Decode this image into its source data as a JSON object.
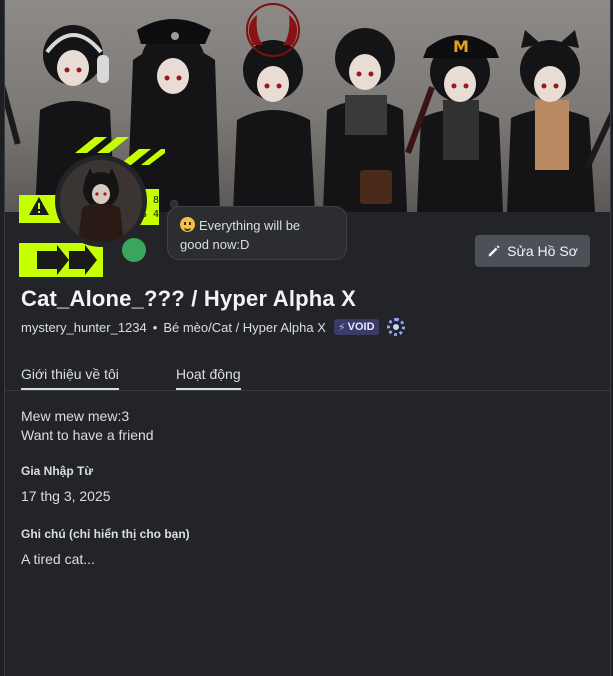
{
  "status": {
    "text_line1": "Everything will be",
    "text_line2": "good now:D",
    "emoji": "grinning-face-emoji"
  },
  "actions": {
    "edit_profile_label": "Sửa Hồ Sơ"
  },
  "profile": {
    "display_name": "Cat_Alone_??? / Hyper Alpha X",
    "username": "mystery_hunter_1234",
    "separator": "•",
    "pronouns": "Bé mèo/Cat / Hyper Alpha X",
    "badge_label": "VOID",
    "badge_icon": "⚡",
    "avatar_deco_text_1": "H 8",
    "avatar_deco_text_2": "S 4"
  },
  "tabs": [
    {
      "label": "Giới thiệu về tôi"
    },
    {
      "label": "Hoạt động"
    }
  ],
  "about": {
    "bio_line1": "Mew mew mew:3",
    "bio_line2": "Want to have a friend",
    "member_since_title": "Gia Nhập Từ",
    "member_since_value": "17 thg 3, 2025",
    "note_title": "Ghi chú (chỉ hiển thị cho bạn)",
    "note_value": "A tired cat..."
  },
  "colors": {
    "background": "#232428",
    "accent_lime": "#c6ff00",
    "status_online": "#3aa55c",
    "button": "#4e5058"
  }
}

**What you will do**
Restate the whole listing above exactly, except for its images.

**Answer below**
Decode this image into its source data as a JSON object.
{
  "status": {
    "text_line1": "Everything will be",
    "text_line2": "good now:D",
    "emoji": "grinning-face-emoji"
  },
  "actions": {
    "edit_profile_label": "Sửa Hồ Sơ"
  },
  "profile": {
    "display_name": "Cat_Alone_??? / Hyper Alpha X",
    "username": "mystery_hunter_1234",
    "separator": "•",
    "pronouns": "Bé mèo/Cat / Hyper Alpha X",
    "badge_label": "VOID",
    "badge_icon": "⚡",
    "avatar_deco_text_1": "H 8",
    "avatar_deco_text_2": "S 4"
  },
  "tabs": [
    {
      "label": "Giới thiệu về tôi"
    },
    {
      "label": "Hoạt động"
    }
  ],
  "about": {
    "bio_line1": "Mew mew mew:3",
    "bio_line2": "Want to have a friend",
    "member_since_title": "Gia Nhập Từ",
    "member_since_value": "17 thg 3, 2025",
    "note_title": "Ghi chú (chỉ hiển thị cho bạn)",
    "note_value": "A tired cat..."
  },
  "colors": {
    "background": "#232428",
    "accent_lime": "#c6ff00",
    "status_online": "#3aa55c",
    "button": "#4e5058"
  }
}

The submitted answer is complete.